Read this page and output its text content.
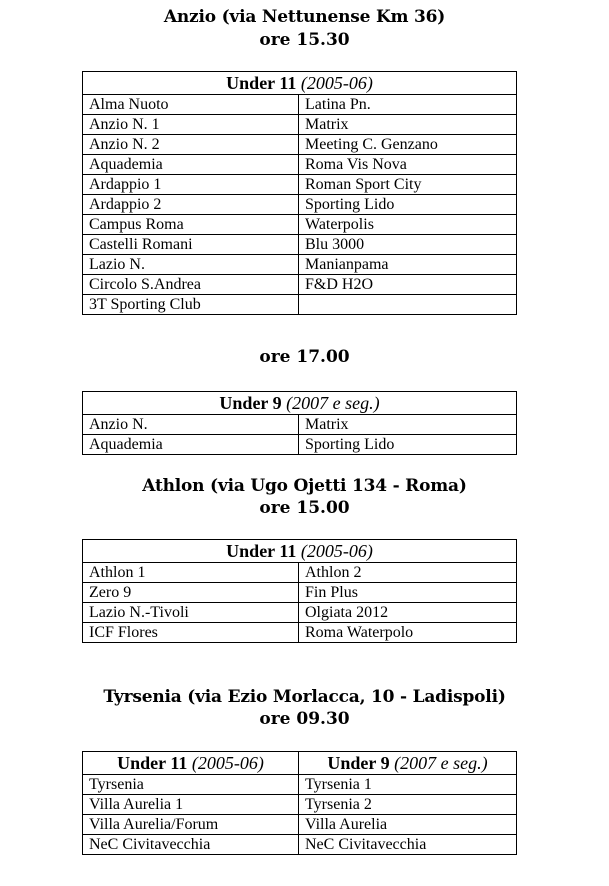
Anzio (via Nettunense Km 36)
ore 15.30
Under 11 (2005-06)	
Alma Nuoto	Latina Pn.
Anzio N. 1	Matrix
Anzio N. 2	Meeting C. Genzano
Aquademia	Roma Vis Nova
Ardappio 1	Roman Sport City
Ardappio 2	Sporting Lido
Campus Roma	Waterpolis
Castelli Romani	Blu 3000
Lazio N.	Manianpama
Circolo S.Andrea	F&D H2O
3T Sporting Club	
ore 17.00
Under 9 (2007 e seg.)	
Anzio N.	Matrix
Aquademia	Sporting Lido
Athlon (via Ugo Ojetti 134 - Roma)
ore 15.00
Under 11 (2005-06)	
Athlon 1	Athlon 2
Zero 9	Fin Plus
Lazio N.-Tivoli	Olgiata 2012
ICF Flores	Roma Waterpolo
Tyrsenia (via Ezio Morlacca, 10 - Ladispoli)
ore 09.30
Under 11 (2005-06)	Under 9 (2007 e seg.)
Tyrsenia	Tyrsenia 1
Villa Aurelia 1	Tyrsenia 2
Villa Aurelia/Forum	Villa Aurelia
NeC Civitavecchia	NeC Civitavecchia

--

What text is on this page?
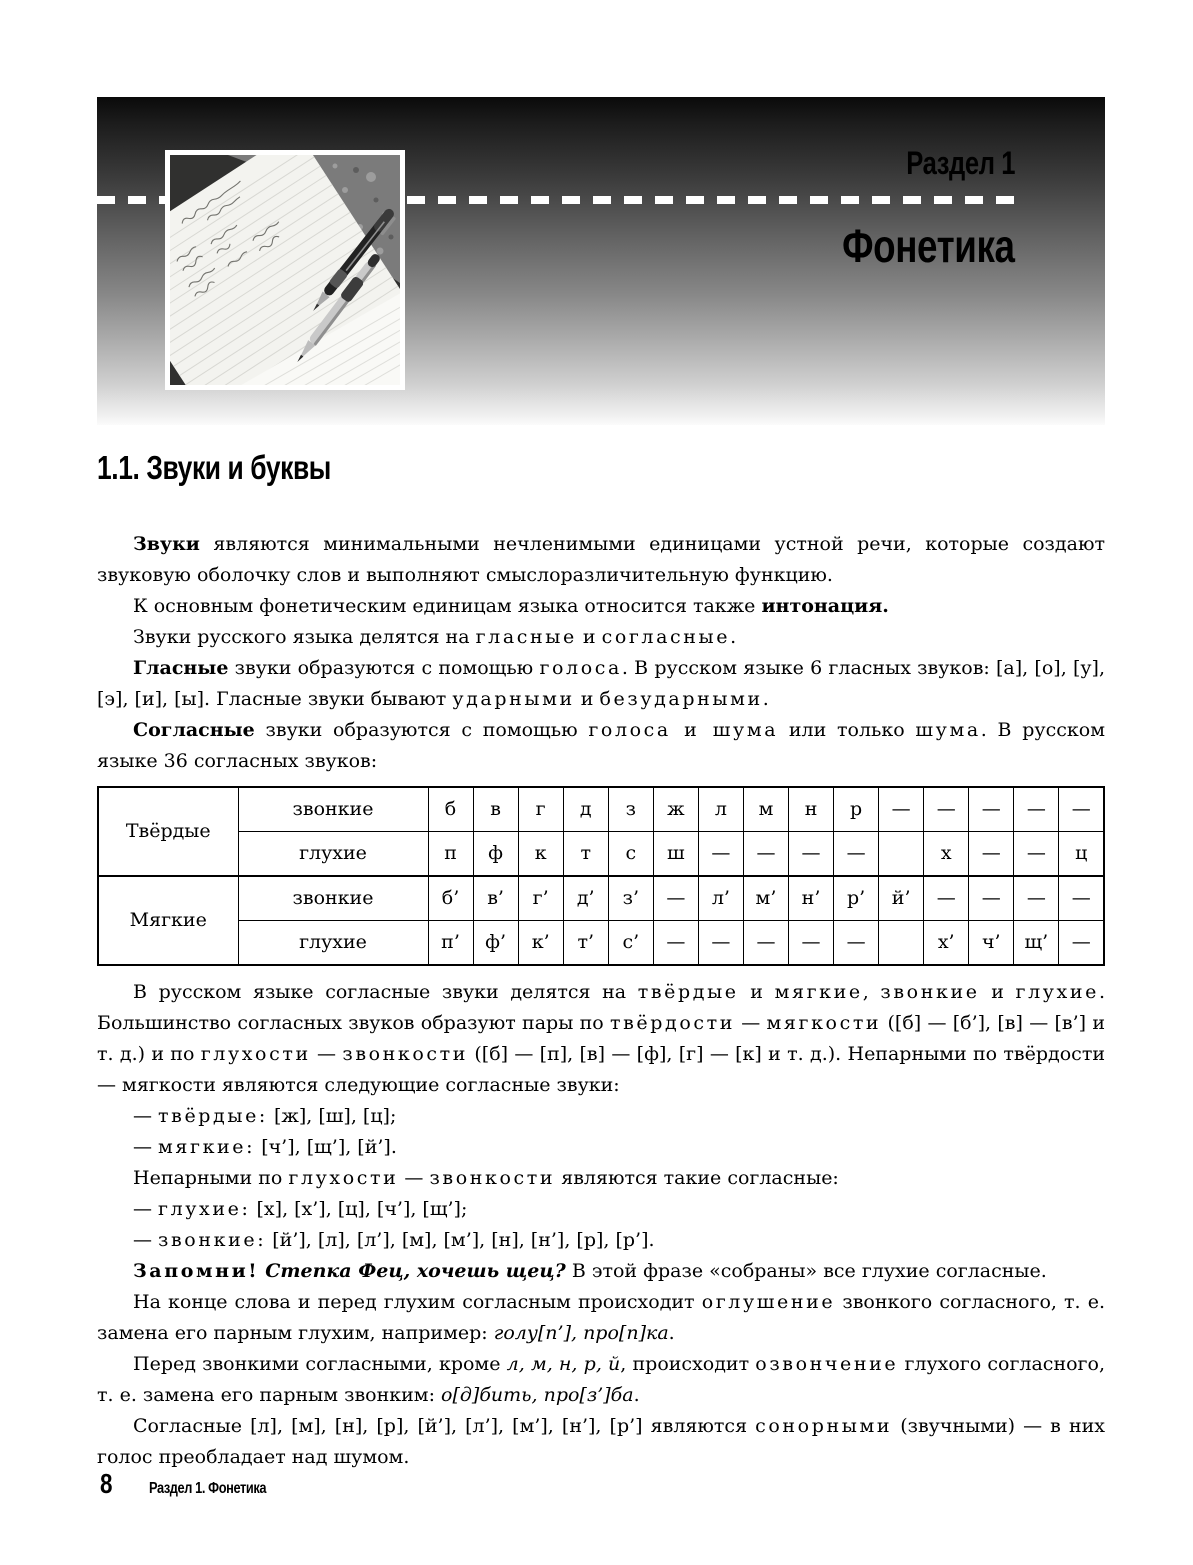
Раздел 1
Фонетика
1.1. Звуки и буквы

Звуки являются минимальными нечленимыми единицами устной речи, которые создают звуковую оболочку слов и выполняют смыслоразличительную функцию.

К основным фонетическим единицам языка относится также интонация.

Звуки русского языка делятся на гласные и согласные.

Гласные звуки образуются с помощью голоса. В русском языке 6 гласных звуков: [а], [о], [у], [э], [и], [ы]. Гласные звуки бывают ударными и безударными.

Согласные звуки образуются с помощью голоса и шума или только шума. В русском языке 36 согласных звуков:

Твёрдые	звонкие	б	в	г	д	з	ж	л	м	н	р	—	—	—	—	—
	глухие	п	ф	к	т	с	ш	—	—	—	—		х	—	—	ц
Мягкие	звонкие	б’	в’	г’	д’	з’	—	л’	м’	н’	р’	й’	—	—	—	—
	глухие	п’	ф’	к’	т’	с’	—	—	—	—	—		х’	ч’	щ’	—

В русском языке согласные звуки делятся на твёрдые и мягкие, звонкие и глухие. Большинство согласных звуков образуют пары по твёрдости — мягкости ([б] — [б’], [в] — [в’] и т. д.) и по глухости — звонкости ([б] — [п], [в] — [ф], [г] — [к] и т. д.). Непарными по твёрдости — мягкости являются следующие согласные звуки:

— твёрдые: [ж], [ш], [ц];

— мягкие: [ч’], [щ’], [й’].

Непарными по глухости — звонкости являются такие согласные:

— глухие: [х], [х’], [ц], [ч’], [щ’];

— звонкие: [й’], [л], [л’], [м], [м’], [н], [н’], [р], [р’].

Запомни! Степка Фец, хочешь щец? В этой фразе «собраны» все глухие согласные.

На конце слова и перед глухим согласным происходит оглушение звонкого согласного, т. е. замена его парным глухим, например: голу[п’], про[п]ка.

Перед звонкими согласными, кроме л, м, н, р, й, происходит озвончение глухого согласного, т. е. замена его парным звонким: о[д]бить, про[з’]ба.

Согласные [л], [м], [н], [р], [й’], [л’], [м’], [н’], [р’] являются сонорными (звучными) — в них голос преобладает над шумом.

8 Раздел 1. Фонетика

* EXERCISE DESCRIPTION
Extract all lines from the data in which "помощью" is found.

* REPLY
Гласные звуки образуются с помощью голоса. В русском языке 6 гласных звуков: [а], [о], [у], [э], [и], [ы]. Гласные звуки бывают ударными и безударными.
Согласные звуки образуются с помощью голоса и шума или только шума. В русском языке 36 согласных звуков:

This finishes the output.